EXERCISE AIM: Your answer should be a single number: how many lines in the data below hold the string "label".

[Data records]
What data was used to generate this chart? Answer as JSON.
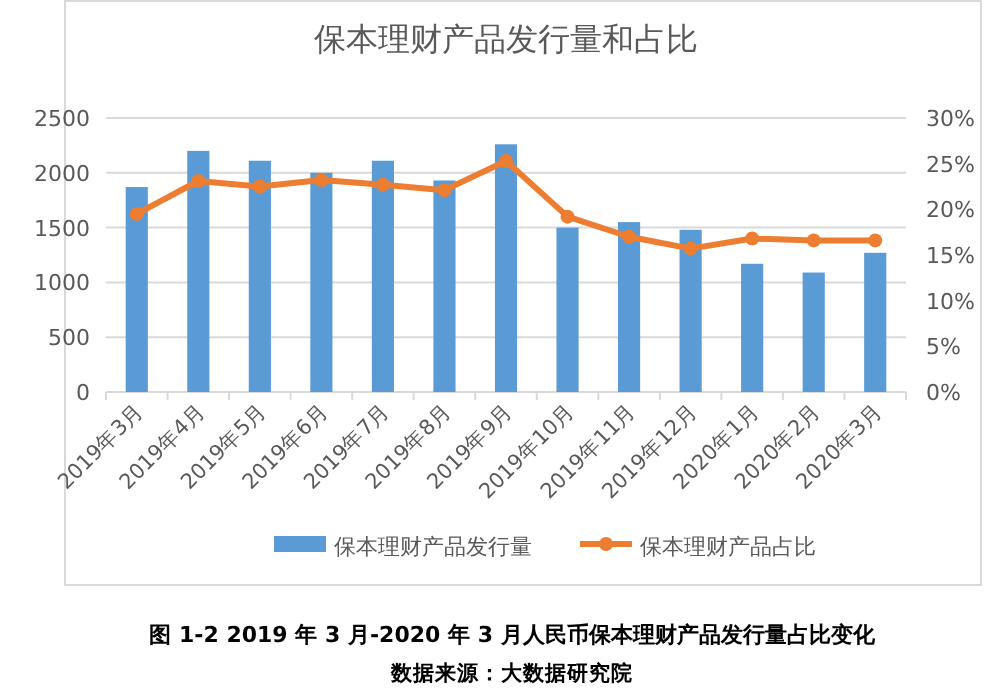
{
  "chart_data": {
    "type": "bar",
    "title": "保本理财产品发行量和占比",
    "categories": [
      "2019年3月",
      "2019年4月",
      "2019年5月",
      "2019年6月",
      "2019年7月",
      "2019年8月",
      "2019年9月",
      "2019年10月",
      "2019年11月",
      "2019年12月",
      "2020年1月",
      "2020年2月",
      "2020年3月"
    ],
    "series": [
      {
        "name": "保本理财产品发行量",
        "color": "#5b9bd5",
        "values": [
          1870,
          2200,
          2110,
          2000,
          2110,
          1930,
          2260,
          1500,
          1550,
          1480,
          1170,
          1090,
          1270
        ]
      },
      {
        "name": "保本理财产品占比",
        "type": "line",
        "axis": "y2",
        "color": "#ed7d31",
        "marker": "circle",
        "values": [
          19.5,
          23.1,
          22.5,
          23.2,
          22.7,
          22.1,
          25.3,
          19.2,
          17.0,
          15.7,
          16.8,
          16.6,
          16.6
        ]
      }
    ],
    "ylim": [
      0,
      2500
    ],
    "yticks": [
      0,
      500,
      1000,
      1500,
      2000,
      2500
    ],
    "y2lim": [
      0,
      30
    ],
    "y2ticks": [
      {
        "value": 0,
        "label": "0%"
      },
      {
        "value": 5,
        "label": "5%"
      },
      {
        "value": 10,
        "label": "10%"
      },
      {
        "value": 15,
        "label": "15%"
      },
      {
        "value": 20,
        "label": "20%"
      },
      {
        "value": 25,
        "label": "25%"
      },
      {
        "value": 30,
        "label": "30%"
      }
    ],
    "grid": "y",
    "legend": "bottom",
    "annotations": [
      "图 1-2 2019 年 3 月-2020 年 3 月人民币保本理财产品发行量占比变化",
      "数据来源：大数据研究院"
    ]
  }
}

WRITTEN RESPONSE: 7